#### What you will do
Copy the records below exactly as they are written.

#### Given data

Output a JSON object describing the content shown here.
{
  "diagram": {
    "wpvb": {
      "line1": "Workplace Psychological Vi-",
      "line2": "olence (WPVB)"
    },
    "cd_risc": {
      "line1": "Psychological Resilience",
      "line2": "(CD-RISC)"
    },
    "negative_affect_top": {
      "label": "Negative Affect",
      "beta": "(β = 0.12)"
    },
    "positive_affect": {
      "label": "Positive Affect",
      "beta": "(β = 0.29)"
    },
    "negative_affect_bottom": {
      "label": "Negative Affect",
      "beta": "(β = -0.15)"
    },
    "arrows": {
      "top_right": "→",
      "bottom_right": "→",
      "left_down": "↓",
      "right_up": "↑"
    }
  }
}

#### Full answer
Output a JSON object describing the content shown here.
{
  "diagram": {
    "wpvb": {
      "line1": "Workplace Psychological Vi-",
      "line2": "olence (WPVB)"
    },
    "cd_risc": {
      "line1": "Psychological Resilience",
      "line2": "(CD-RISC)"
    },
    "negative_affect_top": {
      "label": "Negative Affect",
      "beta": "(β = 0.12)"
    },
    "positive_affect": {
      "label": "Positive Affect",
      "beta": "(β = 0.29)"
    },
    "negative_affect_bottom": {
      "label": "Negative Affect",
      "beta": "(β = -0.15)"
    },
    "arrows": {
      "top_right": "→",
      "bottom_right": "→",
      "left_down": "↓",
      "right_up": "↑"
    }
  }
}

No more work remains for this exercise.